Extract all lines that hold "molibdenu" from the records below.

Items listed in a dataset:
/---
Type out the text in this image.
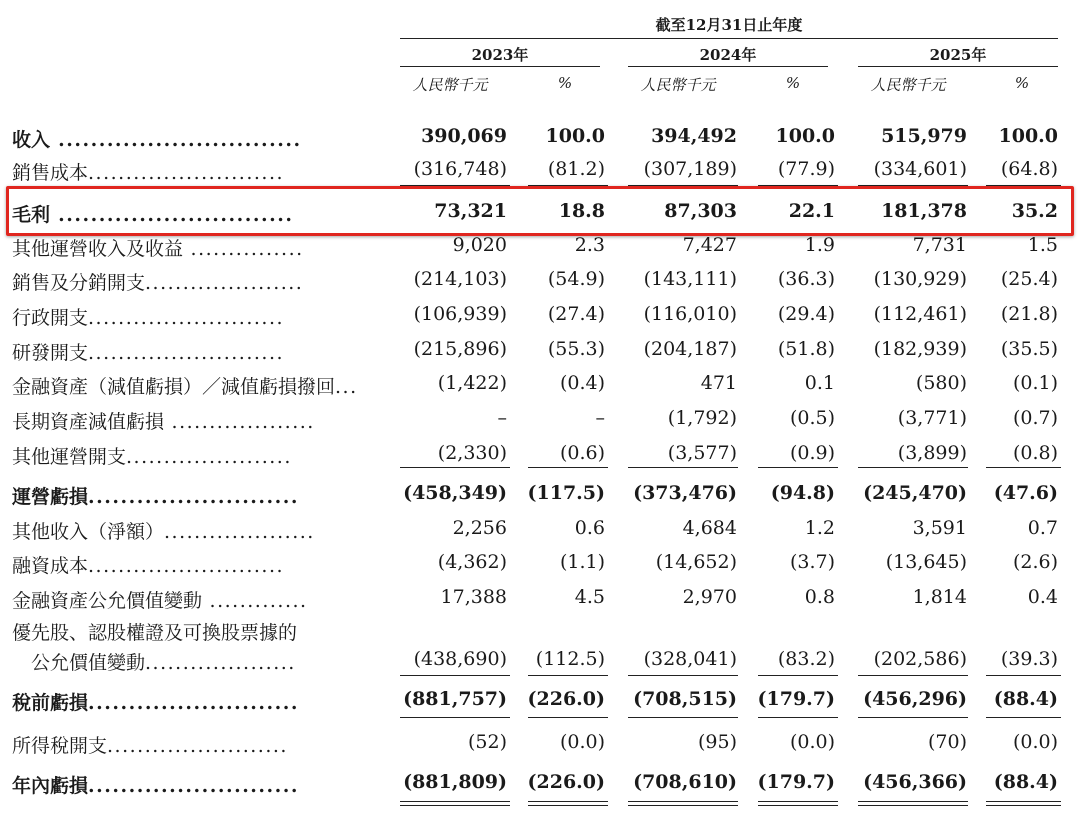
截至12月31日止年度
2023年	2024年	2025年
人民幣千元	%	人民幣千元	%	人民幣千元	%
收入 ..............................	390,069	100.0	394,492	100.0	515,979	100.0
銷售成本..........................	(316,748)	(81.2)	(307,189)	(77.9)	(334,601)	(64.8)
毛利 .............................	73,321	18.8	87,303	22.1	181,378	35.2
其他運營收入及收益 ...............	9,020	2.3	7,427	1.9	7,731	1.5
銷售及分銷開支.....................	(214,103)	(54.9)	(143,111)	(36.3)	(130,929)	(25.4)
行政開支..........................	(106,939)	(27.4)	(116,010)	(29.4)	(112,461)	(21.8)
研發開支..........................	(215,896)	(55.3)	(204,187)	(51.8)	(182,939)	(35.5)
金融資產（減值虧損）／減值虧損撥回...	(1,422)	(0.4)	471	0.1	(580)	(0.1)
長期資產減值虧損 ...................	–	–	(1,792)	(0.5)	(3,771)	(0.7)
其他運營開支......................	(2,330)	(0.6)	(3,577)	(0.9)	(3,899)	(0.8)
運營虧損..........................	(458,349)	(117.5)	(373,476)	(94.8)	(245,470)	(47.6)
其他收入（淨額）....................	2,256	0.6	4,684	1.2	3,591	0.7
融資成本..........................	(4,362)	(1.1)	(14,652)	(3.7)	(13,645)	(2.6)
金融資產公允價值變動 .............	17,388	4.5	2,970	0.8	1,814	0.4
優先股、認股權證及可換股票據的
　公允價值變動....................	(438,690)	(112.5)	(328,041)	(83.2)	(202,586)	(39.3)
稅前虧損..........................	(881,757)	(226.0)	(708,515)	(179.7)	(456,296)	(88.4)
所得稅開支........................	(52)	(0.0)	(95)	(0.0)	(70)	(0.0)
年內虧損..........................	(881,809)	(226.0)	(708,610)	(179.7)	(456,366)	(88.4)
\---
/---
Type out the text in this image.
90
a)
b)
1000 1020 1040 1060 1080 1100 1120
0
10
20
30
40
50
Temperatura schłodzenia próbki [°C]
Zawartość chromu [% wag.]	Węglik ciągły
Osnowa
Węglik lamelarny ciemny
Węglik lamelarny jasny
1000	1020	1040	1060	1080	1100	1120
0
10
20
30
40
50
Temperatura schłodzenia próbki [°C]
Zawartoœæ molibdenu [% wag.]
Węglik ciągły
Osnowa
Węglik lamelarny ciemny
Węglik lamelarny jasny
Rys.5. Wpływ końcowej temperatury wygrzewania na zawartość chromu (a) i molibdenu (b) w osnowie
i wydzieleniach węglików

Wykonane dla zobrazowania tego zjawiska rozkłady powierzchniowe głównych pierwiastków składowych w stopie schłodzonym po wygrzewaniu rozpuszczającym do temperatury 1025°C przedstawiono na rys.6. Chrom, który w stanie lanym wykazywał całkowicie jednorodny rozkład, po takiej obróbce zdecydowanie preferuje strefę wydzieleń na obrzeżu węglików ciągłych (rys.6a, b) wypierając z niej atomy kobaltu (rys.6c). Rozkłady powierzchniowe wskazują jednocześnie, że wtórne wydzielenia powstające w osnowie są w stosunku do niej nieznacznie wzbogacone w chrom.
\---
/---
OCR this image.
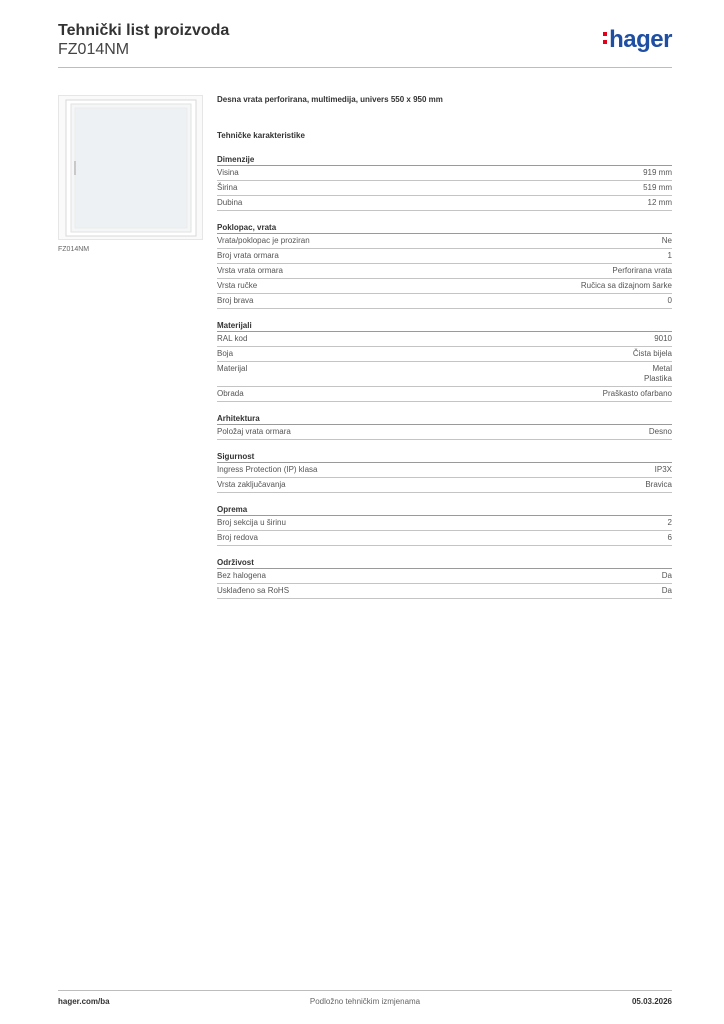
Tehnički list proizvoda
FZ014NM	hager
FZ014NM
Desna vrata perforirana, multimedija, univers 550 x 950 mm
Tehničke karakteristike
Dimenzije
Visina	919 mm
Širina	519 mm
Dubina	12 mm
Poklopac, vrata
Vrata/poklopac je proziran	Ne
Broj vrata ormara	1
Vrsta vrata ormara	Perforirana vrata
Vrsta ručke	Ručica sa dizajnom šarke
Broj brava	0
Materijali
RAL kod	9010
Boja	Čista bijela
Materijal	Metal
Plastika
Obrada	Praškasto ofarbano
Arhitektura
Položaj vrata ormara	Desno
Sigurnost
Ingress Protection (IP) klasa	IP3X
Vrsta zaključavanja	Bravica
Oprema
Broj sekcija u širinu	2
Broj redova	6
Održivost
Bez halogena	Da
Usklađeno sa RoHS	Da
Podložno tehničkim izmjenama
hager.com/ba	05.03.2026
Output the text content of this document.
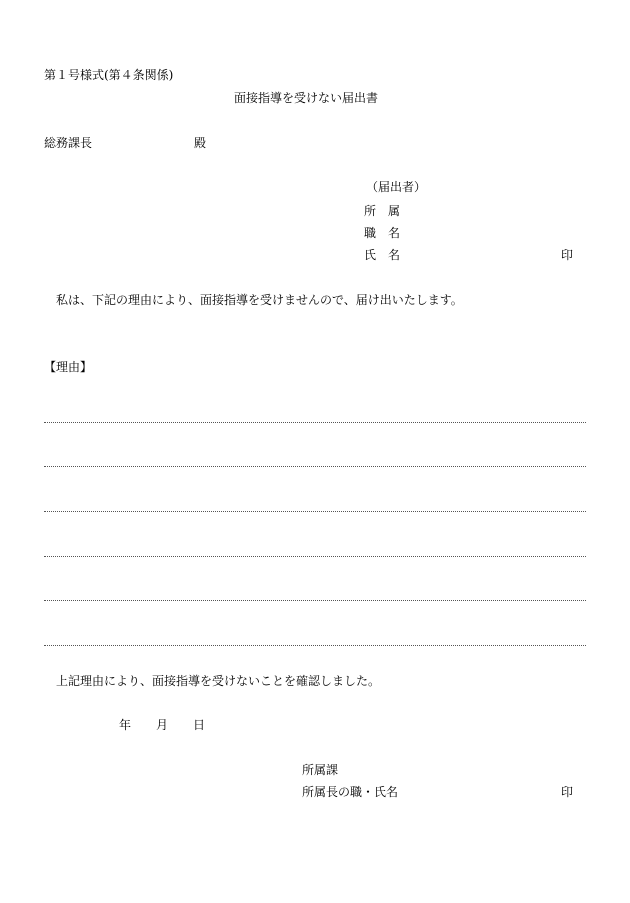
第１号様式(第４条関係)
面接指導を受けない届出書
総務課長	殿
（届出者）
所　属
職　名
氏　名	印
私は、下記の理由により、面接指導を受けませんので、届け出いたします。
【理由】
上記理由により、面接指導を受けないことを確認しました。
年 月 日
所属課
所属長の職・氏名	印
\---
• **Solution**
Zawartoœæ molibdenu [% wag.]
Rys.5. Wpływ końcowej temperatury wygrzewania na zawartość chromu (a) i molibdenu (b) w osnowie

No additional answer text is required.